**SOURCE MATERIAL**.
================================

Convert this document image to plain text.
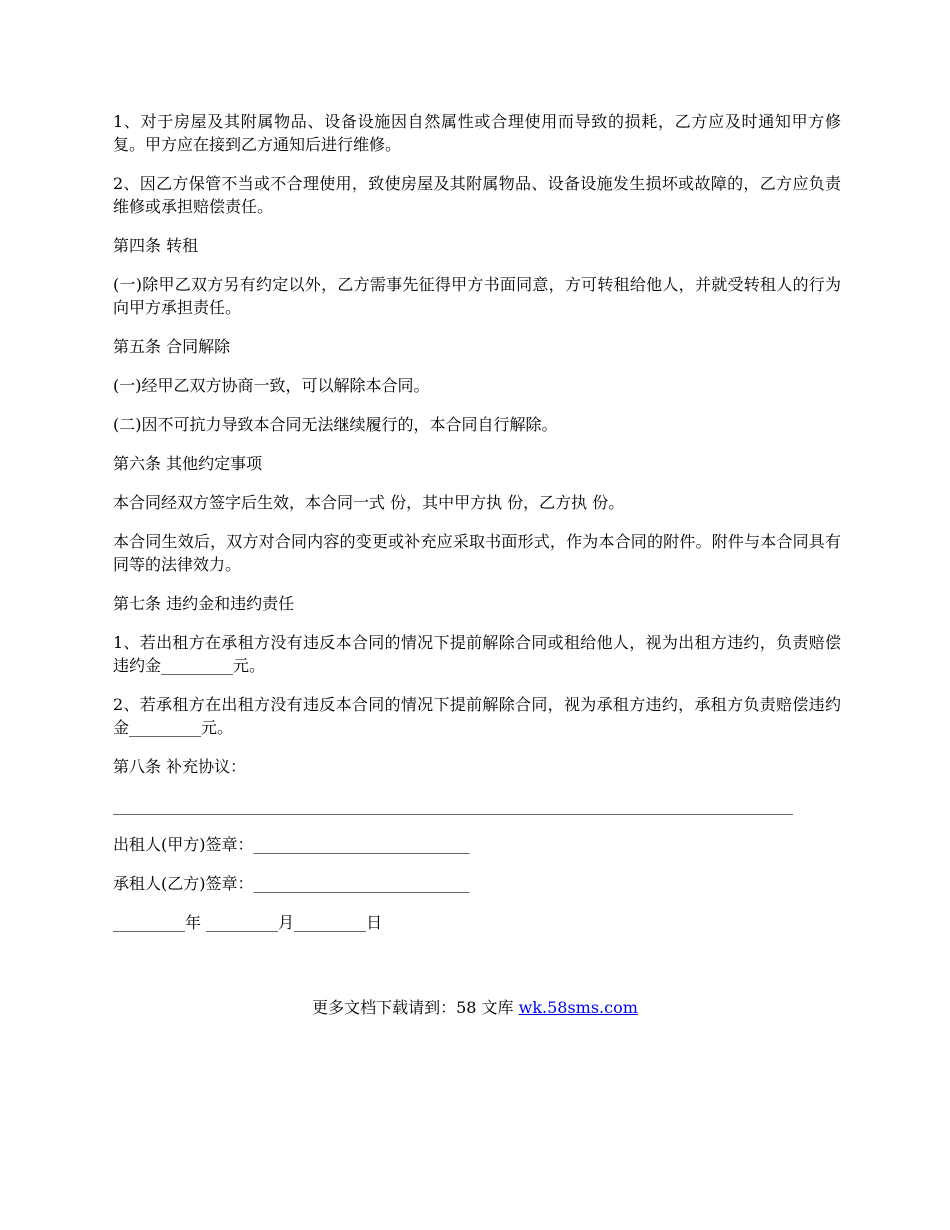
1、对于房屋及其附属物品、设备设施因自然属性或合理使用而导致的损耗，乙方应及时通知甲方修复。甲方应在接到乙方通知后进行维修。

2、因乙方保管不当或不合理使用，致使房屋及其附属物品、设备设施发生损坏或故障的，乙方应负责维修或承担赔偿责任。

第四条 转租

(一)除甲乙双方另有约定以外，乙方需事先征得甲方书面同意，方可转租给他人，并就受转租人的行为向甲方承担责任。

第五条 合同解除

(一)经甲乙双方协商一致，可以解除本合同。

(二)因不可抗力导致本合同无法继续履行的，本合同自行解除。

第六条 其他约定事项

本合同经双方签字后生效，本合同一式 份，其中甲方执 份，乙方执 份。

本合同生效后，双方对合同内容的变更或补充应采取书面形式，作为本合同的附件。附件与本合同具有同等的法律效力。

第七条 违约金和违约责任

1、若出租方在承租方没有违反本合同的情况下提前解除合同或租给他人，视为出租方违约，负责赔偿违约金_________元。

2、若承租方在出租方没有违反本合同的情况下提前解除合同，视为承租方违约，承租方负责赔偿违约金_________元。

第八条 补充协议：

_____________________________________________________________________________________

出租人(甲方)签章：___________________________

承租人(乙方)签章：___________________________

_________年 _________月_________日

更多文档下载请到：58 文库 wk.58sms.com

================================

**TASK DIRECTIONS**.
Repeat each entry exactly as it appears; skip any picture.

**PROBLEM SOLUTION**.
Convert this document image to plain text.
1、对于房屋及其附属物品、设备设施因自然属性或合理使用而导致的损耗，乙方应及时通知甲方修复。甲方应在接到乙方通知后进行维修。

2、因乙方保管不当或不合理使用，致使房屋及其附属物品、设备设施发生损坏或故障的，乙方应负责维修或承担赔偿责任。

第四条 转租

(一)除甲乙双方另有约定以外，乙方需事先征得甲方书面同意，方可转租给他人，并就受转租人的行为向甲方承担责任。

第五条 合同解除

(一)经甲乙双方协商一致，可以解除本合同。

(二)因不可抗力导致本合同无法继续履行的，本合同自行解除。

第六条 其他约定事项

本合同经双方签字后生效，本合同一式 份，其中甲方执 份，乙方执 份。

本合同生效后，双方对合同内容的变更或补充应采取书面形式，作为本合同的附件。附件与本合同具有同等的法律效力。

第七条 违约金和违约责任

1、若出租方在承租方没有违反本合同的情况下提前解除合同或租给他人，视为出租方违约，负责赔偿违约金_________元。

2、若承租方在出租方没有违反本合同的情况下提前解除合同，视为承租方违约，承租方负责赔偿违约金_________元。

第八条 补充协议：

_____________________________________________________________________________________

出租人(甲方)签章：___________________________

承租人(乙方)签章：___________________________

_________年 _________月_________日

更多文档下载请到：58 文库 wk.58sms.com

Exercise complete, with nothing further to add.